• **Goal of the exercise**: Copy every line of the data in which the word "icon" occurs.

Figure contents as structured data
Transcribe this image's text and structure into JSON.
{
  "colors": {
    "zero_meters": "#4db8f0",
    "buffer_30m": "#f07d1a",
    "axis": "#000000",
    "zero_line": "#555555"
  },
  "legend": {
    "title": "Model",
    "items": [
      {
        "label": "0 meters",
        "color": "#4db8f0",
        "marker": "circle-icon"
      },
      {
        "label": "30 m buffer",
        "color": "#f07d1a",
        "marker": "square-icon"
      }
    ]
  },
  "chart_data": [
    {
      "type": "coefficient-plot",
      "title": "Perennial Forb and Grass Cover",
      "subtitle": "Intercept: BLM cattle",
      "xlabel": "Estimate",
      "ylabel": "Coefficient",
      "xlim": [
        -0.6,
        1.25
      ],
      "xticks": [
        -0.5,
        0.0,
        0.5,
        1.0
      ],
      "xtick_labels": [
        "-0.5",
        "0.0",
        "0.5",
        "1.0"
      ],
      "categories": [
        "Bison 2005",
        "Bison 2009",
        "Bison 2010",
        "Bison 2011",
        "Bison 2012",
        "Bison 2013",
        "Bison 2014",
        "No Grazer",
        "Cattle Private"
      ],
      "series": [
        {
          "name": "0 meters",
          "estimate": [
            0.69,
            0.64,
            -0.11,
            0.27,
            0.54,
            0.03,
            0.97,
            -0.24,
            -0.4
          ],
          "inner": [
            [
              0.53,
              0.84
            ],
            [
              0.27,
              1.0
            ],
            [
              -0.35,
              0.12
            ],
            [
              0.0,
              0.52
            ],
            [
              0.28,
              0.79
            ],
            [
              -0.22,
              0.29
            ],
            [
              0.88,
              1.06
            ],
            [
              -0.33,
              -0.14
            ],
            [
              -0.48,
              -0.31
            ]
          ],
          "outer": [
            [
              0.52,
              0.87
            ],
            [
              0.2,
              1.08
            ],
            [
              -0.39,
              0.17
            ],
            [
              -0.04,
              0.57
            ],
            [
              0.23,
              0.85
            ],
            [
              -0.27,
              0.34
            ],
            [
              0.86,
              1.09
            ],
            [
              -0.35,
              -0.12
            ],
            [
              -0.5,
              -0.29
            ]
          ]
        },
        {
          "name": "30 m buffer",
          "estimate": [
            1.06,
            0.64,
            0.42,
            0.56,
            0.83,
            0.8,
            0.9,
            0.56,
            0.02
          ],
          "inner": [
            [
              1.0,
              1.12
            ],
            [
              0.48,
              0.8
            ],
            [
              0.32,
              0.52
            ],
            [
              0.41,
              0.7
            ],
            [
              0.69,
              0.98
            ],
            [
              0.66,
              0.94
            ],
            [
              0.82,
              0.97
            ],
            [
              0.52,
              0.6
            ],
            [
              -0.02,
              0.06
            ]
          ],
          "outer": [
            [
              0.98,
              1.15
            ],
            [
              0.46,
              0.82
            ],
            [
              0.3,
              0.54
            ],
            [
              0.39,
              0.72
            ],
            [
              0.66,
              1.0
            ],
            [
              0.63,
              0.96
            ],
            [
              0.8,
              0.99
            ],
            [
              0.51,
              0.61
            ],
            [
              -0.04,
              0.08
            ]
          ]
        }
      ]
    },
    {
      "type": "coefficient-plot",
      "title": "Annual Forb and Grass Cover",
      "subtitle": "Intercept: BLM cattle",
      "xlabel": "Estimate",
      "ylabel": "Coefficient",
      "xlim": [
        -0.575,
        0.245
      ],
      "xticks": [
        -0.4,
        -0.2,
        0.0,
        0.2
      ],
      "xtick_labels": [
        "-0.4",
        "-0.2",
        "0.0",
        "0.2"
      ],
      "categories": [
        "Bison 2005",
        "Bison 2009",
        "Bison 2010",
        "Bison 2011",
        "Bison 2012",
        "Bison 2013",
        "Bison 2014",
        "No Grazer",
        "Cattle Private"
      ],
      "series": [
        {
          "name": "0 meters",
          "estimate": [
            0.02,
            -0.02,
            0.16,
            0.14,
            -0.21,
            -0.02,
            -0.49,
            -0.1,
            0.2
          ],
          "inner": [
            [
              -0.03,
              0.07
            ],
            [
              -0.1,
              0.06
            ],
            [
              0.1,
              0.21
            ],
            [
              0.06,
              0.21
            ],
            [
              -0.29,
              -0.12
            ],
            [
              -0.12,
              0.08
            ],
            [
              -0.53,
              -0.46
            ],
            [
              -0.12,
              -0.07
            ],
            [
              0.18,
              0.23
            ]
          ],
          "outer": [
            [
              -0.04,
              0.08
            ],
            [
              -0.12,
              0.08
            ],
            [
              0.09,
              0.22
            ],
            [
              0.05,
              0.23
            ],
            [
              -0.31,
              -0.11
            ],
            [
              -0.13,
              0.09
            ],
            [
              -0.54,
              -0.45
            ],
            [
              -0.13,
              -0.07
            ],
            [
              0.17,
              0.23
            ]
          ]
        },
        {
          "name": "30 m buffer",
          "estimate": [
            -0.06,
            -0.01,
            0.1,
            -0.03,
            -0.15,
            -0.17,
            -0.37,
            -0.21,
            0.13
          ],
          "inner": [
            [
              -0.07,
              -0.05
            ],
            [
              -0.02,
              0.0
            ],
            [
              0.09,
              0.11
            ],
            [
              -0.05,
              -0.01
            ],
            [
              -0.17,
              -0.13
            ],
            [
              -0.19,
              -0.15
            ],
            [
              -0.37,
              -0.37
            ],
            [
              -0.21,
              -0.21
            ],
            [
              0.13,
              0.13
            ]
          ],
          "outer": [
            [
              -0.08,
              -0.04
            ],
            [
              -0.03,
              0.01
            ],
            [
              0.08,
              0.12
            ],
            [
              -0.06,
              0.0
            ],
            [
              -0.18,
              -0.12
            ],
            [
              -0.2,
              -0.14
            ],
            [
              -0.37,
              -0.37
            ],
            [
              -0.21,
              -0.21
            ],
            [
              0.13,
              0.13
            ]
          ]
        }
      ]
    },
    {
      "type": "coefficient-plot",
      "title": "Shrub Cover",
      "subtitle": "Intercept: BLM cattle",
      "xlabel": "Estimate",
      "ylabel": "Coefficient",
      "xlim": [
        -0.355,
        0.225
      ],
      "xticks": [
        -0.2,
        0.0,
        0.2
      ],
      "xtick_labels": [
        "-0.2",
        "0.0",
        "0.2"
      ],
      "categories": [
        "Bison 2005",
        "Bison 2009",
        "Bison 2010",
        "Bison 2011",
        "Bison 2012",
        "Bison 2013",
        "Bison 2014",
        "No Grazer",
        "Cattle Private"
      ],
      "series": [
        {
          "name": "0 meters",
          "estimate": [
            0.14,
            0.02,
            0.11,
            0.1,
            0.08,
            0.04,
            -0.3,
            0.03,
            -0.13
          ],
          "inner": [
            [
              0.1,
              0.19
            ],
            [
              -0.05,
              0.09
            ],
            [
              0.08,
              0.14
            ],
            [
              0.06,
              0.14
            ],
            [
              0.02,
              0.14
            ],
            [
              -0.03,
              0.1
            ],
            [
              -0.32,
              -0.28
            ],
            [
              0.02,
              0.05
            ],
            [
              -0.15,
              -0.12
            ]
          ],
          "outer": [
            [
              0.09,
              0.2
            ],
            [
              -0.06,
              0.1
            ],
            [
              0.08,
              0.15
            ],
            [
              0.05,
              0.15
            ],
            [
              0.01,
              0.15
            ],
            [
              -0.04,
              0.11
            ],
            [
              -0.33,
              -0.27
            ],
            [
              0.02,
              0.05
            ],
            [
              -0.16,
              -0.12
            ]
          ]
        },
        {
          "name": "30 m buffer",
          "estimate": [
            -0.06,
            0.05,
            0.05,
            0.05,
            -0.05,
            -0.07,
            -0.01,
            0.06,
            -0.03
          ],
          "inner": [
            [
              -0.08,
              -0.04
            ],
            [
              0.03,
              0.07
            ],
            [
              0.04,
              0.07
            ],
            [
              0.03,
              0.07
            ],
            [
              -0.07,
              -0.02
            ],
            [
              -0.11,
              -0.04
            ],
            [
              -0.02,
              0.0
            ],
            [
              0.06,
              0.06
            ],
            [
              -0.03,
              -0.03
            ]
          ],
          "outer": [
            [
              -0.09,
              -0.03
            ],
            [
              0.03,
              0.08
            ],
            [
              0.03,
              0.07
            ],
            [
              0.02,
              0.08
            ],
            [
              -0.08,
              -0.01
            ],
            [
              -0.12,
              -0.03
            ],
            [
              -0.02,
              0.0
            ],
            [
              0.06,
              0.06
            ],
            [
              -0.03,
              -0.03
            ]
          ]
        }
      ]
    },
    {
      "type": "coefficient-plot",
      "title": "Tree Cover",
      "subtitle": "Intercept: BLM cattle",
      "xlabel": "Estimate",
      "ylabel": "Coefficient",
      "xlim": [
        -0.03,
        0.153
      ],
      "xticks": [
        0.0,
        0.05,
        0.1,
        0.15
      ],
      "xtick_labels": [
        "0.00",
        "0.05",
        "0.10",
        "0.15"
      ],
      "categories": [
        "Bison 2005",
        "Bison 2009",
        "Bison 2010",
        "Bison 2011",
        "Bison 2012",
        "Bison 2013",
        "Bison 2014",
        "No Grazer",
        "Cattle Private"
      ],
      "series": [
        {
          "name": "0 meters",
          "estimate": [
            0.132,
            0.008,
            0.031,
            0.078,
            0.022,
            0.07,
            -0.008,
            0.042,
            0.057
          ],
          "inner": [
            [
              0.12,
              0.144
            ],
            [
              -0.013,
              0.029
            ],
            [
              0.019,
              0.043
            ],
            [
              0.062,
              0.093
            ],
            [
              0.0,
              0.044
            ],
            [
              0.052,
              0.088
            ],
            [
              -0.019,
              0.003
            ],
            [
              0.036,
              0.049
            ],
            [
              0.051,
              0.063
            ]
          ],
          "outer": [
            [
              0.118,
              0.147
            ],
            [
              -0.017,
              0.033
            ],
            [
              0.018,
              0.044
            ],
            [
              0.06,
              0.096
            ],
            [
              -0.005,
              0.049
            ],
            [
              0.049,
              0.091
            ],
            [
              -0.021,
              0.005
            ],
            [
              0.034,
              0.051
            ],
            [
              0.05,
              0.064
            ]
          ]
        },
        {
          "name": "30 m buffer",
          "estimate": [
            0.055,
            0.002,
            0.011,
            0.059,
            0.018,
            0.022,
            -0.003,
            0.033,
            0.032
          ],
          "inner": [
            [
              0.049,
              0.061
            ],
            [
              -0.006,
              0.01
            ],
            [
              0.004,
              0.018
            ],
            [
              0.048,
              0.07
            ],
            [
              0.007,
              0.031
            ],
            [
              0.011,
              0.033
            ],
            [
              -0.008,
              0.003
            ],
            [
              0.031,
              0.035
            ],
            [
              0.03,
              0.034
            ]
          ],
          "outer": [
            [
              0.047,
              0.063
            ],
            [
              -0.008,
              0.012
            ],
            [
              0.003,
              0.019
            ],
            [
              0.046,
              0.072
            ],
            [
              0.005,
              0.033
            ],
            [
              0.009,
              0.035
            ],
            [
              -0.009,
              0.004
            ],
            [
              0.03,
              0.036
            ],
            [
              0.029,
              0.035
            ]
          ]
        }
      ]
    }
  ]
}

• **Solved exercise**:
        "marker": "circle-icon"
        "marker": "square-icon"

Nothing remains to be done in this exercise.